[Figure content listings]
++++

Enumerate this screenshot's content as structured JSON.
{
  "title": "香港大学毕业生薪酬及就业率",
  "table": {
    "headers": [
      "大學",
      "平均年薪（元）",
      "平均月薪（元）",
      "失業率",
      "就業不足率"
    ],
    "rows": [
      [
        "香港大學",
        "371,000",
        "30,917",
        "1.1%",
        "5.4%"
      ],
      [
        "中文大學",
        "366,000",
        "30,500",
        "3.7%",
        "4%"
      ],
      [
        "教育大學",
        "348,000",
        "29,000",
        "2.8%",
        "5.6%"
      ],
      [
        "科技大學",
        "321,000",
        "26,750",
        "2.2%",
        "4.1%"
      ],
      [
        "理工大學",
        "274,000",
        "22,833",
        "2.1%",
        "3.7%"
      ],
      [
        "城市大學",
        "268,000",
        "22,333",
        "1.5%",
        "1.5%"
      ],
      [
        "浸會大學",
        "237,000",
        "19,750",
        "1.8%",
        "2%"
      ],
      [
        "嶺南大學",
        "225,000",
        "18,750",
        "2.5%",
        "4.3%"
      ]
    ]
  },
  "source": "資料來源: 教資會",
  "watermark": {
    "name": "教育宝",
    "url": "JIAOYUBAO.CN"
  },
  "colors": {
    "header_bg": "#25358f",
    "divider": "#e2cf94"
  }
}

++++

▶ [Exercise requirements]
Transcribe all entries exactly as they are given.

▶ [Final result]
Enumerate this screenshot's content as structured JSON.
{
  "title": "香港大学毕业生薪酬及就业率",
  "table": {
    "headers": [
      "大學",
      "平均年薪（元）",
      "平均月薪（元）",
      "失業率",
      "就業不足率"
    ],
    "rows": [
      [
        "香港大學",
        "371,000",
        "30,917",
        "1.1%",
        "5.4%"
      ],
      [
        "中文大學",
        "366,000",
        "30,500",
        "3.7%",
        "4%"
      ],
      [
        "教育大學",
        "348,000",
        "29,000",
        "2.8%",
        "5.6%"
      ],
      [
        "科技大學",
        "321,000",
        "26,750",
        "2.2%",
        "4.1%"
      ],
      [
        "理工大學",
        "274,000",
        "22,833",
        "2.1%",
        "3.7%"
      ],
      [
        "城市大學",
        "268,000",
        "22,333",
        "1.5%",
        "1.5%"
      ],
      [
        "浸會大學",
        "237,000",
        "19,750",
        "1.8%",
        "2%"
      ],
      [
        "嶺南大學",
        "225,000",
        "18,750",
        "2.5%",
        "4.3%"
      ]
    ]
  },
  "source": "資料來源: 教資會",
  "watermark": {
    "name": "教育宝",
    "url": "JIAOYUBAO.CN"
  },
  "colors": {
    "header_bg": "#25358f",
    "divider": "#e2cf94"
  }
}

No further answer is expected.